All entries must be extracted exactly, with nothing added or dropped.

+++ MATERIALS PROVIDED

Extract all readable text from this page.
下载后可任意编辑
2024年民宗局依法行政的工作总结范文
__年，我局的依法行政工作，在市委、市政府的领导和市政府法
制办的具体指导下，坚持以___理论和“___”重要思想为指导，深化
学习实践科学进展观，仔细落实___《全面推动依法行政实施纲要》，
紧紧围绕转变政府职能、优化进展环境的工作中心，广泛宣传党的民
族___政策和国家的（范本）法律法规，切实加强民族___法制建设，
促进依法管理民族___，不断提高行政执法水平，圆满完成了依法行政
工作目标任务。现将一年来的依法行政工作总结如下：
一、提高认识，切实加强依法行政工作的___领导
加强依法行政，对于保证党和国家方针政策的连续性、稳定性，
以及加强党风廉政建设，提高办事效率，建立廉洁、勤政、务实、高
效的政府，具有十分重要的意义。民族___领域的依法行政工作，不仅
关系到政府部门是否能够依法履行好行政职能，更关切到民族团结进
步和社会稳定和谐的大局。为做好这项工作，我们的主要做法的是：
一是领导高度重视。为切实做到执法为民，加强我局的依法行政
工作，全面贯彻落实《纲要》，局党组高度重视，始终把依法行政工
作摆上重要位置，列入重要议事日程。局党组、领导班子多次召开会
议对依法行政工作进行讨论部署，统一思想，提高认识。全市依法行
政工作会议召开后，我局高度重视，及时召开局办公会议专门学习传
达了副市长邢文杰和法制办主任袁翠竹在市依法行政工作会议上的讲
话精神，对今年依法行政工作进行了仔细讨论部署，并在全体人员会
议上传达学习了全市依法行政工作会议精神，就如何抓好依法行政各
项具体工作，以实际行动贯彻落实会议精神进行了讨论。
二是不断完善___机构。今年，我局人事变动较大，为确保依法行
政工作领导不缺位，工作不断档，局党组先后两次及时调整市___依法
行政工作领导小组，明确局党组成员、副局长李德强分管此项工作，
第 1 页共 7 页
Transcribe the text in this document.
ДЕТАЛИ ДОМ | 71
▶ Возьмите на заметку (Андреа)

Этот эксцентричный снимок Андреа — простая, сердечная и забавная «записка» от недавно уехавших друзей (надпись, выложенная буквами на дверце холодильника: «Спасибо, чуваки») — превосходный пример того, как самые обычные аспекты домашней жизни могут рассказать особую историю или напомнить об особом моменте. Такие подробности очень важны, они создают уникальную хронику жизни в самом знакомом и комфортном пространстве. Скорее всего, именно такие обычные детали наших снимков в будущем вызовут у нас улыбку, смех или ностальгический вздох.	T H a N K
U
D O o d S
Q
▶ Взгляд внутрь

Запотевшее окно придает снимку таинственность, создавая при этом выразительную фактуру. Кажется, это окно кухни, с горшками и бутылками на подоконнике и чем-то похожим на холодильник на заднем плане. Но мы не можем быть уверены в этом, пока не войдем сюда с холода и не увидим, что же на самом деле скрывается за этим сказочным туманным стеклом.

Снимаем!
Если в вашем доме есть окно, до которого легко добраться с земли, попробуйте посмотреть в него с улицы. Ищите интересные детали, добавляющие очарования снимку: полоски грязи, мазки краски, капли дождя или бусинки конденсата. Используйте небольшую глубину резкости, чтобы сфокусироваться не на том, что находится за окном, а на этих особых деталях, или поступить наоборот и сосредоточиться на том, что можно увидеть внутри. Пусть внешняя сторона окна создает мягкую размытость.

++++++

PROBLEM SOLUTION:
Extract all readable text from this page.
下载后可任意编辑
2024年民宗局依法行政的工作总结范文
__年，我局的依法行政工作，在市委、市政府的领导和市政府法
制办的具体指导下，坚持以___理论和“___”重要思想为指导，深化
学习实践科学进展观，仔细落实___《全面推动依法行政实施纲要》，
紧紧围绕转变政府职能、优化进展环境的工作中心，广泛宣传党的民
族___政策和国家的（范本）法律法规，切实加强民族___法制建设，
促进依法管理民族___，不断提高行政执法水平，圆满完成了依法行政
工作目标任务。现将一年来的依法行政工作总结如下：
一、提高认识，切实加强依法行政工作的___领导
加强依法行政，对于保证党和国家方针政策的连续性、稳定性，
以及加强党风廉政建设，提高办事效率，建立廉洁、勤政、务实、高
效的政府，具有十分重要的意义。民族___领域的依法行政工作，不仅
关系到政府部门是否能够依法履行好行政职能，更关切到民族团结进
步和社会稳定和谐的大局。为做好这项工作，我们的主要做法的是：
一是领导高度重视。为切实做到执法为民，加强我局的依法行政
工作，全面贯彻落实《纲要》，局党组高度重视，始终把依法行政工
作摆上重要位置，列入重要议事日程。局党组、领导班子多次召开会
议对依法行政工作进行讨论部署，统一思想，提高认识。全市依法行
政工作会议召开后，我局高度重视，及时召开局办公会议专门学习传
达了副市长邢文杰和法制办主任袁翠竹在市依法行政工作会议上的讲
话精神，对今年依法行政工作进行了仔细讨论部署，并在全体人员会
议上传达学习了全市依法行政工作会议精神，就如何抓好依法行政各
项具体工作，以实际行动贯彻落实会议精神进行了讨论。
二是不断完善___机构。今年，我局人事变动较大，为确保依法行
政工作领导不缺位，工作不断档，局党组先后两次及时调整市___依法
行政工作领导小组，明确局党组成员、副局长李德强分管此项工作，
第 1 页共 7 页
Transcribe the text in this document.
ДЕТАЛИ ДОМ | 71
▶ Возьмите на заметку (Андреа)

Этот эксцентричный снимок Андреа — простая, сердечная и забавная «записка» от недавно уехавших друзей (надпись, выложенная буквами на дверце холодильника: «Спасибо, чуваки») — превосходный пример того, как самые обычные аспекты домашней жизни могут рассказать особую историю или напомнить об особом моменте. Такие подробности очень важны, они создают уникальную хронику жизни в самом знакомом и комфортном пространстве. Скорее всего, именно такие обычные детали наших снимков в будущем вызовут у нас улыбку, смех или ностальгический вздох.	T H a N K
U
D O o d S
Q
▶ Взгляд внутрь

Запотевшее окно придает снимку таинственность, создавая при этом выразительную фактуру. Кажется, это окно кухни, с горшками и бутылками на подоконнике и чем-то похожим на холодильник на заднем плане. Но мы не можем быть уверены в этом, пока не войдем сюда с холода и не увидим, что же на самом деле скрывается за этим сказочным туманным стеклом.

Снимаем!
Если в вашем доме есть окно, до которого легко добраться с земли, попробуйте посмотреть в него с улицы. Ищите интересные детали, добавляющие очарования снимку: полоски грязи, мазки краски, капли дождя или бусинки конденсата. Используйте небольшую глубину резкости, чтобы сфокусироваться не на том, что находится за окном, а на этих особых деталях, или поступить наоборот и сосредоточиться на том, что можно увидеть внутри. Пусть внешняя сторона окна создает мягкую размытость.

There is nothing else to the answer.